Short exercise:
Copy out the listing that follows, exactly, without its pictures.

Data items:
--------

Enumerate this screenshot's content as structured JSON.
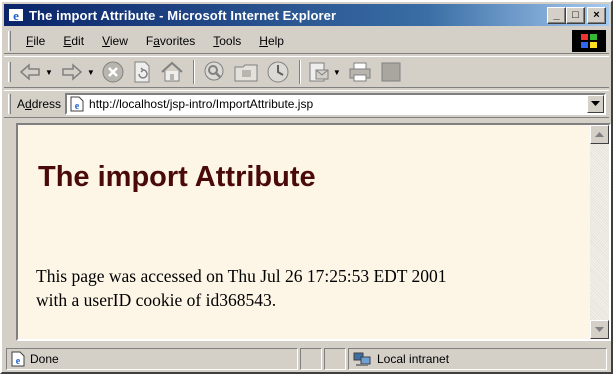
{
  "window": {
    "title": "The import Attribute - Microsoft Internet Explorer",
    "minimize_symbol": "_",
    "maximize_symbol": "□",
    "close_symbol": "×"
  },
  "menu": {
    "items": [
      {
        "underline": "F",
        "rest": "ile"
      },
      {
        "underline": "E",
        "rest": "dit"
      },
      {
        "underline": "V",
        "rest": "iew"
      },
      {
        "pre": "F",
        "underline": "a",
        "rest": "vorites"
      },
      {
        "underline": "T",
        "rest": "ools"
      },
      {
        "underline": "H",
        "rest": "elp"
      }
    ]
  },
  "toolbar": {
    "icons": [
      "back-icon",
      "forward-icon",
      "stop-icon",
      "refresh-icon",
      "home-icon",
      "search-icon",
      "favorites-icon",
      "history-icon",
      "mail-icon",
      "print-icon",
      "edit-icon"
    ]
  },
  "address": {
    "label_pre": "A",
    "label_underline": "d",
    "label_rest": "dress",
    "url": "http://localhost/jsp-intro/ImportAttribute.jsp"
  },
  "page": {
    "heading": "The import Attribute",
    "line1": "This page was accessed on Thu Jul 26 17:25:53 EDT 2001",
    "line2": "with a userID cookie of id368543."
  },
  "status": {
    "text": "Done",
    "zone": "Local intranet"
  },
  "colors": {
    "titlebar_start": "#0a246a",
    "titlebar_end": "#a6caf0",
    "page_background": "#fdf5e6",
    "heading_color": "#4a0a0a",
    "chrome": "#d4d0c8"
  }
}
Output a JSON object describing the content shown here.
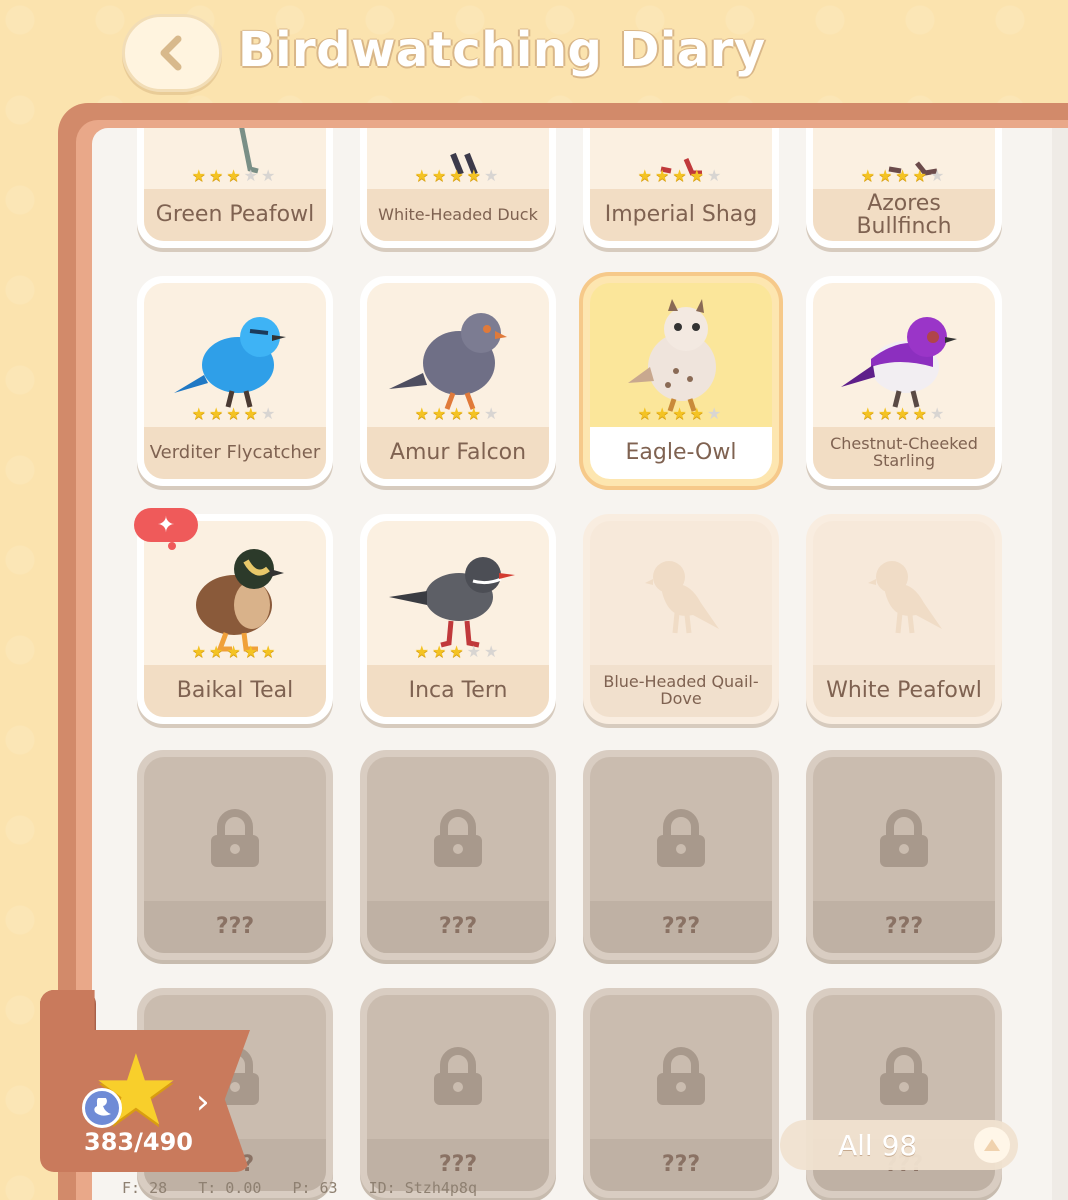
{
  "header": {
    "title": "Birdwatching Diary",
    "back_icon": "chevron-left-icon"
  },
  "birds": {
    "row1": [
      {
        "name": "Green Peafowl",
        "stars": 3
      },
      {
        "name": "White-Headed Duck",
        "stars": 4
      },
      {
        "name": "Imperial Shag",
        "stars": 4
      },
      {
        "name": "Azores Bullfinch",
        "stars": 4
      }
    ],
    "row2": [
      {
        "name": "Verditer Flycatcher",
        "stars": 4,
        "color": "#2f9fe8"
      },
      {
        "name": "Amur Falcon",
        "stars": 4,
        "color": "#6f6f86"
      },
      {
        "name": "Eagle-Owl",
        "stars": 4,
        "color": "#efe4dc",
        "selected": true
      },
      {
        "name": "Chestnut-Cheeked Starling",
        "stars": 4,
        "color": "#8c2fbf"
      }
    ],
    "row3": [
      {
        "name": "Baikal Teal",
        "stars": 5,
        "color": "#8a5a3a",
        "new": true
      },
      {
        "name": "Inca Tern",
        "stars": 3,
        "color": "#5d5f66"
      },
      {
        "name": "Blue-Headed Quail-Dove",
        "undiscovered": true
      },
      {
        "name": "White Peafowl",
        "undiscovered": true
      }
    ],
    "locked_label": "???"
  },
  "progress": {
    "count": "383/490",
    "icon": "star-icon"
  },
  "filter": {
    "label": "All 98",
    "toggle_icon": "triangle-up-icon"
  },
  "debug": {
    "f": "F: 28",
    "t": "T: 0.00",
    "p": "P: 63",
    "id": "ID: Stzh4p8q"
  },
  "colors": {
    "background": "#fbe3ae",
    "book": "#d28a6a",
    "star": "#f4c323",
    "accent_badge": "#ef5a5a"
  }
}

--------

Output of the exercise:
Enumerate this screenshot's content as structured JSON.
{
  "window": {
    "title": "The import Attribute - Microsoft Internet Explorer",
    "minimize_symbol": "_",
    "maximize_symbol": "□",
    "close_symbol": "×"
  },
  "menu": {
    "items": [
      {
        "underline": "F",
        "rest": "ile"
      },
      {
        "underline": "E",
        "rest": "dit"
      },
      {
        "underline": "V",
        "rest": "iew"
      },
      {
        "pre": "F",
        "underline": "a",
        "rest": "vorites"
      },
      {
        "underline": "T",
        "rest": "ools"
      },
      {
        "underline": "H",
        "rest": "elp"
      }
    ]
  },
  "toolbar": {
    "icons": [
      "back-icon",
      "forward-icon",
      "stop-icon",
      "refresh-icon",
      "home-icon",
      "search-icon",
      "favorites-icon",
      "history-icon",
      "mail-icon",
      "print-icon",
      "edit-icon"
    ]
  },
  "address": {
    "label_pre": "A",
    "label_underline": "d",
    "label_rest": "dress",
    "url": "http://localhost/jsp-intro/ImportAttribute.jsp"
  },
  "page": {
    "heading": "The import Attribute",
    "line1": "This page was accessed on Thu Jul 26 17:25:53 EDT 2001",
    "line2": "with a userID cookie of id368543."
  },
  "status": {
    "text": "Done",
    "zone": "Local intranet"
  },
  "colors": {
    "titlebar_start": "#0a246a",
    "titlebar_end": "#a6caf0",
    "page_background": "#fdf5e6",
    "heading_color": "#4a0a0a",
    "chrome": "#d4d0c8"
  }
}
Output a JSON object describing the content shown here.
{
  "header": {
    "title": "Birdwatching Diary",
    "back_icon": "chevron-left-icon"
  },
  "birds": {
    "row1": [
      {
        "name": "Green Peafowl",
        "stars": 3
      },
      {
        "name": "White-Headed Duck",
        "stars": 4
      },
      {
        "name": "Imperial Shag",
        "stars": 4
      },
      {
        "name": "Azores Bullfinch",
        "stars": 4
      }
    ],
    "row2": [
      {
        "name": "Verditer Flycatcher",
        "stars": 4,
        "color": "#2f9fe8"
      },
      {
        "name": "Amur Falcon",
        "stars": 4,
        "color": "#6f6f86"
      },
      {
        "name": "Eagle-Owl",
        "stars": 4,
        "color": "#efe4dc",
        "selected": true
      },
      {
        "name": "Chestnut-Cheeked Starling",
        "stars": 4,
        "color": "#8c2fbf"
      }
    ],
    "row3": [
      {
        "name": "Baikal Teal",
        "stars": 5,
        "color": "#8a5a3a",
        "new": true
      },
      {
        "name": "Inca Tern",
        "stars": 3,
        "color": "#5d5f66"
      },
      {
        "name": "Blue-Headed Quail-Dove",
        "undiscovered": true
      },
      {
        "name": "White Peafowl",
        "undiscovered": true
      }
    ],
    "locked_label": "???"
  },
  "progress": {
    "count": "383/490",
    "icon": "star-icon"
  },
  "filter": {
    "label": "All 98",
    "toggle_icon": "triangle-up-icon"
  },
  "debug": {
    "f": "F: 28",
    "t": "T: 0.00",
    "p": "P: 63",
    "id": "ID: Stzh4p8q"
  },
  "colors": {
    "background": "#fbe3ae",
    "book": "#d28a6a",
    "star": "#f4c323",
    "accent_badge": "#ef5a5a"
  }
}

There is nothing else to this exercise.